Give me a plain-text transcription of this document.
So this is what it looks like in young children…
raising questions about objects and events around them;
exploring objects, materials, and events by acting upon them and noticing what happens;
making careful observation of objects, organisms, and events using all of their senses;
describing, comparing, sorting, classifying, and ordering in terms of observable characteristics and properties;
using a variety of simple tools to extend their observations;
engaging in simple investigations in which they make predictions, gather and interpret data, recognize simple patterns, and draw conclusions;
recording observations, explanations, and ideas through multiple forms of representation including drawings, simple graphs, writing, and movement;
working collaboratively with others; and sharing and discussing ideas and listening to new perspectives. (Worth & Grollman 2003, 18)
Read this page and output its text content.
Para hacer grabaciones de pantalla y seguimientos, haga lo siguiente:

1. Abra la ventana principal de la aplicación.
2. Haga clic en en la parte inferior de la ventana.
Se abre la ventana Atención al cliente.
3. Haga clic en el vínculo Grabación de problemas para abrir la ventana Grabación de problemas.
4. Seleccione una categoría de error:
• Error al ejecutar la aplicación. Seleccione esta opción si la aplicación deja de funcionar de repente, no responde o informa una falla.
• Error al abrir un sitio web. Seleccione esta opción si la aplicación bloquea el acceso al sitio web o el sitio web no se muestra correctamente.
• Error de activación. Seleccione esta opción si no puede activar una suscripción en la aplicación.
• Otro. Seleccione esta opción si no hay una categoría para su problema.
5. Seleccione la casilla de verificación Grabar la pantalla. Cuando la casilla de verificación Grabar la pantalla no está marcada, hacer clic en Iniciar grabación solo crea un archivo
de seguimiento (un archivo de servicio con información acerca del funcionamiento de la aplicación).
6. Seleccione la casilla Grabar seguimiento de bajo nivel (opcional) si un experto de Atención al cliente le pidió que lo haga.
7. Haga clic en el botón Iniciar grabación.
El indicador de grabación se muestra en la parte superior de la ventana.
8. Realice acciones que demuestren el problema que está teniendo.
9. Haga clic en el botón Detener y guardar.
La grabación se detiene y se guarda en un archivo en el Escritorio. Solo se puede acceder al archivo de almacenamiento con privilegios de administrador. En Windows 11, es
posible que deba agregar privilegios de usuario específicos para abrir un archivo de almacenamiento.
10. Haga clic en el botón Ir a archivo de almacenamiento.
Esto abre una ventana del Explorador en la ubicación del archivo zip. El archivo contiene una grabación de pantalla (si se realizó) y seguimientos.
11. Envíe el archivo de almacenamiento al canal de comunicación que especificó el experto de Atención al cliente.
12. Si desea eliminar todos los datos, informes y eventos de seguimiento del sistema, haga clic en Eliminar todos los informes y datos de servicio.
-*-
> **INSTRUCTIONS FOR THE TASK**: Looking at the entries above, say how many lines contain the word "casilla". Only the number is wanted.

> **FULL OUTPUT**: 2